--- START OF Text shown ---

In summary, the TGA results indicated a higher thermostability of terpolyesters compared to homopolyesters by incorporation of ferulate units. This is taken as a first indication to a more favourable fire behaviour. All copolyesters are stable until 300 °C.

Study of crosslinkability by electron beam treatment

The ability to polymerise the double bond in the F units of the terpolyesters after polycondensation and melt processing was studied using the P(T-E-F) series and one sample of the P(T-B-F) series as representative samples. The monomeric FA is a sterically hindered 1,2-disubstituted acrylic monomer. Thus, it is not expected to easily undergo thermal polymerisation. Only a few reports described thermal copolymerisation with styrene initiated by the radical initiator azobis(isobutyronitrile) (AIBN), resulting in rather low molar mass oligomers.45

Preliminary experiments with the sample P(T-E-F)-2 in solution and bulk at 250 °C did not yield any sign of crosslinking. The same was observed after UV irradiation. Thus, we choose for the study presented the method of e-beam irradiation (EB). Initial experiments with sample P(T-E-F)-2 at room temperature with doses between 100 and 600 kGy also did not result in crosslinking. Consequently, the melt-pressed copolyester samples as well as the melt-pressed non-modified homopolyesters (PET and PBT) were irradiated at a temperature above Tg (typically 110–120 °C) to ensure high molecular mobility of the polymer chains in the amorphous phase. Different doses up to 600 kGy were applied and the resulting samples were evaluated using solubility in the solvent mixture PFP/CHCl3 after 45 min. The photographic images of all irradiated samples are shown in ESI Fig. 37, their appearance in PFP/CHCl3 (gel contents) are summarised in ESI Fig. 38.

--- END OF Text shown ---
--- START OF Stored records ---

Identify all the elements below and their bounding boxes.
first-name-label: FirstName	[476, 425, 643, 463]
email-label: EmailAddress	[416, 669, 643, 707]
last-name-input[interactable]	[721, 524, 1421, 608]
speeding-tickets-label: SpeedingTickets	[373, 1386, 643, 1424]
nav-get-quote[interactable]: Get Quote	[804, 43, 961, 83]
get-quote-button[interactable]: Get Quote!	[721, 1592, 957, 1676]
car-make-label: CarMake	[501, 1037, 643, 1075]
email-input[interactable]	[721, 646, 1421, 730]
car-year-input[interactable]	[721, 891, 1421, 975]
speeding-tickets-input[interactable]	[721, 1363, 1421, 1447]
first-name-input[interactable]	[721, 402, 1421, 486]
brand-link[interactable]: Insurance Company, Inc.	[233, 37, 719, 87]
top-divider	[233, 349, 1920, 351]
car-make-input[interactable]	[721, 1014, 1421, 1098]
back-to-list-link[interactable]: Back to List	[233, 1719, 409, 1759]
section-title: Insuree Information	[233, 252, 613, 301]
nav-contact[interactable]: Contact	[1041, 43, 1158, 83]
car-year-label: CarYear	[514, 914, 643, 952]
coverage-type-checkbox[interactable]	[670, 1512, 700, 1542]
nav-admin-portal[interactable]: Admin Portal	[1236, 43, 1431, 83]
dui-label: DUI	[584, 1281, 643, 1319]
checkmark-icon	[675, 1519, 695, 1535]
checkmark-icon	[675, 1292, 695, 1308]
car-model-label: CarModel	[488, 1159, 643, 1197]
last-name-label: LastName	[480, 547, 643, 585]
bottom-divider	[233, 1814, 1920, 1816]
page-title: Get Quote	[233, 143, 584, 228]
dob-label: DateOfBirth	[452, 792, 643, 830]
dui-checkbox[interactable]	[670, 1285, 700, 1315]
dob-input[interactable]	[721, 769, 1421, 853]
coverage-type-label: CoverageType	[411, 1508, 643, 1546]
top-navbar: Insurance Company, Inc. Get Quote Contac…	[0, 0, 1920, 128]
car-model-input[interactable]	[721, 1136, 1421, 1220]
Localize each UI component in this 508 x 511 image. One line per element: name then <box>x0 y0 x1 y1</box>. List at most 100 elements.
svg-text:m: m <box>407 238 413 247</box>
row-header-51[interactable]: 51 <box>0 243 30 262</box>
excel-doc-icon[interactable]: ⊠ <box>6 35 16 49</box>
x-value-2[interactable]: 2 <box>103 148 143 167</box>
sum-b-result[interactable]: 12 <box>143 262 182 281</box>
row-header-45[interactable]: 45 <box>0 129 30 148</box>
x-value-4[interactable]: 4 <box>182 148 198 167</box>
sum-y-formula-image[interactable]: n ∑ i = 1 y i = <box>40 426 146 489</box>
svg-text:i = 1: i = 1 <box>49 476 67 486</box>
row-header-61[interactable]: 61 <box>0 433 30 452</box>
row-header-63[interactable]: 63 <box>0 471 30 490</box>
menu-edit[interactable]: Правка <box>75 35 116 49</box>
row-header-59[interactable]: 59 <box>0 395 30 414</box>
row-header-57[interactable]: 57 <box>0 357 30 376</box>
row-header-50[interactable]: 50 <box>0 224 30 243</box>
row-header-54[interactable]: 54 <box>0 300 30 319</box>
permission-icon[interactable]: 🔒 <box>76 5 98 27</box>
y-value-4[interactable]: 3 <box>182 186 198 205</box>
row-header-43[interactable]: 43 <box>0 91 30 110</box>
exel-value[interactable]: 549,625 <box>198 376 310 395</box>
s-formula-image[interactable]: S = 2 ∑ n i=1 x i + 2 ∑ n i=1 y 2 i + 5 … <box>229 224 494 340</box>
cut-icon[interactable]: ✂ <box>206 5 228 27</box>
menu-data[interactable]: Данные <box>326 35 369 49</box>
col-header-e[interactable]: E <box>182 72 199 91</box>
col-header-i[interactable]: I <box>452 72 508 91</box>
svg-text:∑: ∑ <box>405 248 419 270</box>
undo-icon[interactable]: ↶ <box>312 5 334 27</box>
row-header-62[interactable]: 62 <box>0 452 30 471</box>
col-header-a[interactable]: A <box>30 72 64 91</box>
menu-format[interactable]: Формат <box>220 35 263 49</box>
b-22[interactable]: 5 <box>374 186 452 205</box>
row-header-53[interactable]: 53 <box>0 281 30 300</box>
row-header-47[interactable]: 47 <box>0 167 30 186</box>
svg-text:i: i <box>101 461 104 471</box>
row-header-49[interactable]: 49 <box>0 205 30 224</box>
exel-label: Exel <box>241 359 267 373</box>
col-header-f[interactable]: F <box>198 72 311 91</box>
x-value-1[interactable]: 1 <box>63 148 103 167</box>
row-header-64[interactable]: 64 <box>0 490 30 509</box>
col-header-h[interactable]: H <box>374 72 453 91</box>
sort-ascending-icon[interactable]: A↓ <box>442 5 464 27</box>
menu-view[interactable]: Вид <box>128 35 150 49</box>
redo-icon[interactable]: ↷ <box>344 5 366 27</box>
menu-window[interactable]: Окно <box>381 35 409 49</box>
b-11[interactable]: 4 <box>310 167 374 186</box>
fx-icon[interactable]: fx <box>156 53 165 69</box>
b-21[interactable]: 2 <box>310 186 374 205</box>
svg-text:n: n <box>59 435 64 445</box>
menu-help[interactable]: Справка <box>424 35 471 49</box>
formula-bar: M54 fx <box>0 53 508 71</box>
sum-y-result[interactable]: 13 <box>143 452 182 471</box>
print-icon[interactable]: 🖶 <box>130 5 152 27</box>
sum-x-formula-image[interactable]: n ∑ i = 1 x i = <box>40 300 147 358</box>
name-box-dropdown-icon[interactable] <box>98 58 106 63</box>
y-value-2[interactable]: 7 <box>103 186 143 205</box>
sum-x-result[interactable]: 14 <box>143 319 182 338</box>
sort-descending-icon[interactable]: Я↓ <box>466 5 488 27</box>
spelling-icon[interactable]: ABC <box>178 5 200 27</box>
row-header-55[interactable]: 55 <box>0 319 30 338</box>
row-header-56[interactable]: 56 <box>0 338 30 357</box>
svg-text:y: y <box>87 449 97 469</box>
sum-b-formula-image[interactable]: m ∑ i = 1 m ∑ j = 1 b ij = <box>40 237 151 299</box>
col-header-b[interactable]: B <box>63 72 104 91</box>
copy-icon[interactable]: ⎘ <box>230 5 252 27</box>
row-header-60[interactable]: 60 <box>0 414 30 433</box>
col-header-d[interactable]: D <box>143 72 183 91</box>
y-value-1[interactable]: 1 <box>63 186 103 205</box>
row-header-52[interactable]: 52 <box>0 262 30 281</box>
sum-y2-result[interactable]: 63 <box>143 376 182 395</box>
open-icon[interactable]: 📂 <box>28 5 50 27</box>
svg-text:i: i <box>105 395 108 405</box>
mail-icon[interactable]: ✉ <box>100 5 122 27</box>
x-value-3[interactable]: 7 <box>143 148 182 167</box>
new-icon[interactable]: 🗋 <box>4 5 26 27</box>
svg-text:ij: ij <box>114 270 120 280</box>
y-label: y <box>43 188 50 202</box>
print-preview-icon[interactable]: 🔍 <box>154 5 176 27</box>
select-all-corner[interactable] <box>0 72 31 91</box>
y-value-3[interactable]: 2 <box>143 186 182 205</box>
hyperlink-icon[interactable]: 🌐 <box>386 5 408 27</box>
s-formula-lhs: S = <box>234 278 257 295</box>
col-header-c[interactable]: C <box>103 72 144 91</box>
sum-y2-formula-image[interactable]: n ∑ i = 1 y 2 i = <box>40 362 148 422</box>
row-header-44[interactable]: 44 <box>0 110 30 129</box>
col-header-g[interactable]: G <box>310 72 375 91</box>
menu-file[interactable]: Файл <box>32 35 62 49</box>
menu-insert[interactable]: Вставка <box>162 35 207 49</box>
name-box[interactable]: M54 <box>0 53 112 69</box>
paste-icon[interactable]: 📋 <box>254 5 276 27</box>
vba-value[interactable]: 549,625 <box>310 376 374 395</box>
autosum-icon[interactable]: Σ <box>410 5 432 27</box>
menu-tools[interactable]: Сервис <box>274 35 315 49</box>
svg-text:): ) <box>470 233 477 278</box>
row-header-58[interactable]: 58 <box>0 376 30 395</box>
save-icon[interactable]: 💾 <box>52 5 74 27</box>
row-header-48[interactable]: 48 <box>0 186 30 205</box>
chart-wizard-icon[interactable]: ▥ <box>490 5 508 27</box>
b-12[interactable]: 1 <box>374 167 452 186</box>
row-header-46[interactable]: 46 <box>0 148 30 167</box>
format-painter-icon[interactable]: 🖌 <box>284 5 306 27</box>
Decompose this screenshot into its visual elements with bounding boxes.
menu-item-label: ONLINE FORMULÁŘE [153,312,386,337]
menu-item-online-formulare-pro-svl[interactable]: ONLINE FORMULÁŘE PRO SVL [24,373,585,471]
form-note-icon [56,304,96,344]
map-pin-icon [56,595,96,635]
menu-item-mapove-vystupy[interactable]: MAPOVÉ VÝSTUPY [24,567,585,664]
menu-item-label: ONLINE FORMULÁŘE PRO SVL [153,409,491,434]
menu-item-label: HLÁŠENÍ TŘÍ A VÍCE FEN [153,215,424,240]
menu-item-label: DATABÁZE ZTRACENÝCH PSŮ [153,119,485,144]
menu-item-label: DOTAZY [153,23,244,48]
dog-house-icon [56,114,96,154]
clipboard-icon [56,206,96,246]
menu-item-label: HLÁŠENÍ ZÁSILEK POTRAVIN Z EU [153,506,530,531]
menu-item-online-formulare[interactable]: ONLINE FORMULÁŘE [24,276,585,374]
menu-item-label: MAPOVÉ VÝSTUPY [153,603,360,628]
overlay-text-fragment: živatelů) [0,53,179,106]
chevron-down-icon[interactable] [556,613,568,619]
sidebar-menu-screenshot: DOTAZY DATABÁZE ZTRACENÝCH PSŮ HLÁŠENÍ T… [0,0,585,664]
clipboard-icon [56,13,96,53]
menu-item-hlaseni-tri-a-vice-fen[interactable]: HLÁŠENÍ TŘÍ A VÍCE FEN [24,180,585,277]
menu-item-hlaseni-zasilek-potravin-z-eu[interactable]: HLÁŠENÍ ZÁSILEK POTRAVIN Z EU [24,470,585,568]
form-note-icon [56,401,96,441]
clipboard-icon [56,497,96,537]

--- END OF Stored records ---

__Tasks__.
• A. Duplicate, word for word, the part of the passage on terpolyester crosslinking that opens with the words "In summary, the" and closes with "until 300 °C.".
• B. List every numerical temperature value given in the passage on terpolyester crosslinking.
• C. Write the next part of the passage on terpolyester crosslinking.

__Task-by-task outputs__.
• A.
In summary, the TGA results indicated a higher thermostability of terpolyesters compared to homopolyesters by incorporation of ferulate units. This is taken as a first indication to a more favourable fire behaviour. All copolyesters are stable until 300 °C.

• B.
300 °C
250 °C
110–120 °C

• C.
All non-irradiated samples independent of their F content were completely soluble in PFP/CHCl3. Increasing F content yielded melt-pressed films with a brownish colour (ESI Fig. 37). PET and PBT films were transparent and remained colourless after EB treatment with all doses. They were completely soluble in PFP/CHCl3 after EB irradiation. That means, EB treatment did not cause significant changes in the chemical structure of PET and PBT and no crosslinking. Irradiated samples of the P(T-E-F) series showed partial crosslinking, visible by swollen, gelled parts in PFP/CHCl3. The gel content was enhanced with both increasing F content as well as increasing dose (ESI Fig. 38), which is demonstrated in Fig. 8 for sample P(T-E-F)-2 with 4.3 mol% F.


image file: d1py00851j-f8.tif
Fig. 8 Influence of the applied EB dose on the gel content in sample P(T-E-F)-2.

Samples P(T-B-F)-1 showed comparable behaviour (ESI Fig. 39). Selected samples were analysed before and after EB irradiation by Raman spectroscopy. The double bond in the starting sample P(T-E-F)-2 was only weakly visible by broadening of the band at 1645 cm−1. EB irradiation resulted in a very weak change of this shoulder (ESI Fig. 40), which cannot be taken as proof of the reaction of the double bonds.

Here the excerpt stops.